● EXERCISE DETAILS
Exact repetition is required: output every record in full.

|---|

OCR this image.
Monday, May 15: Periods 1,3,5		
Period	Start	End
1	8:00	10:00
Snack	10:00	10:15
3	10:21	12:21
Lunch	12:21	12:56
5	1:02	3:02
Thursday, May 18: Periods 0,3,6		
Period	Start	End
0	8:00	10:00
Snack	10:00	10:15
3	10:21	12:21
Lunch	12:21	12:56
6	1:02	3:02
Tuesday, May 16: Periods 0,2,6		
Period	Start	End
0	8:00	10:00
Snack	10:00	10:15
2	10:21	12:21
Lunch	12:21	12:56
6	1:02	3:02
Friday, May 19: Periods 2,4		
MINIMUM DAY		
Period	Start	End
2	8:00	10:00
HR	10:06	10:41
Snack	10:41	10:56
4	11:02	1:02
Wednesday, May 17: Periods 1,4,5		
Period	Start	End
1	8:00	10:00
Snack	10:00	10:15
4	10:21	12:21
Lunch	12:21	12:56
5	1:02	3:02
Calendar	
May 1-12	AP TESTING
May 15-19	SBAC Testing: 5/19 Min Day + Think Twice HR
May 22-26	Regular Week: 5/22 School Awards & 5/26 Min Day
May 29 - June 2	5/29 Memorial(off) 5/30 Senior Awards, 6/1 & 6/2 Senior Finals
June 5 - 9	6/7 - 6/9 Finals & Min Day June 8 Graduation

|---|

● THE COMPLETED TASK
OCR this image.
Monday, May 15: Periods 1,3,5		
Period	Start	End
1	8:00	10:00
Snack	10:00	10:15
3	10:21	12:21
Lunch	12:21	12:56
5	1:02	3:02
Thursday, May 18: Periods 0,3,6		
Period	Start	End
0	8:00	10:00
Snack	10:00	10:15
3	10:21	12:21
Lunch	12:21	12:56
6	1:02	3:02
Tuesday, May 16: Periods 0,2,6		
Period	Start	End
0	8:00	10:00
Snack	10:00	10:15
2	10:21	12:21
Lunch	12:21	12:56
6	1:02	3:02
Friday, May 19: Periods 2,4		
MINIMUM DAY		
Period	Start	End
2	8:00	10:00
HR	10:06	10:41
Snack	10:41	10:56
4	11:02	1:02
Wednesday, May 17: Periods 1,4,5		
Period	Start	End
1	8:00	10:00
Snack	10:00	10:15
4	10:21	12:21
Lunch	12:21	12:56
5	1:02	3:02
Calendar	
May 1-12	AP TESTING
May 15-19	SBAC Testing: 5/19 Min Day + Think Twice HR
May 22-26	Regular Week: 5/22 School Awards & 5/26 Min Day
May 29 - June 2	5/29 Memorial(off) 5/30 Senior Awards, 6/1 & 6/2 Senior Finals
June 5 - 9	6/7 - 6/9 Finals & Min Day June 8 Graduation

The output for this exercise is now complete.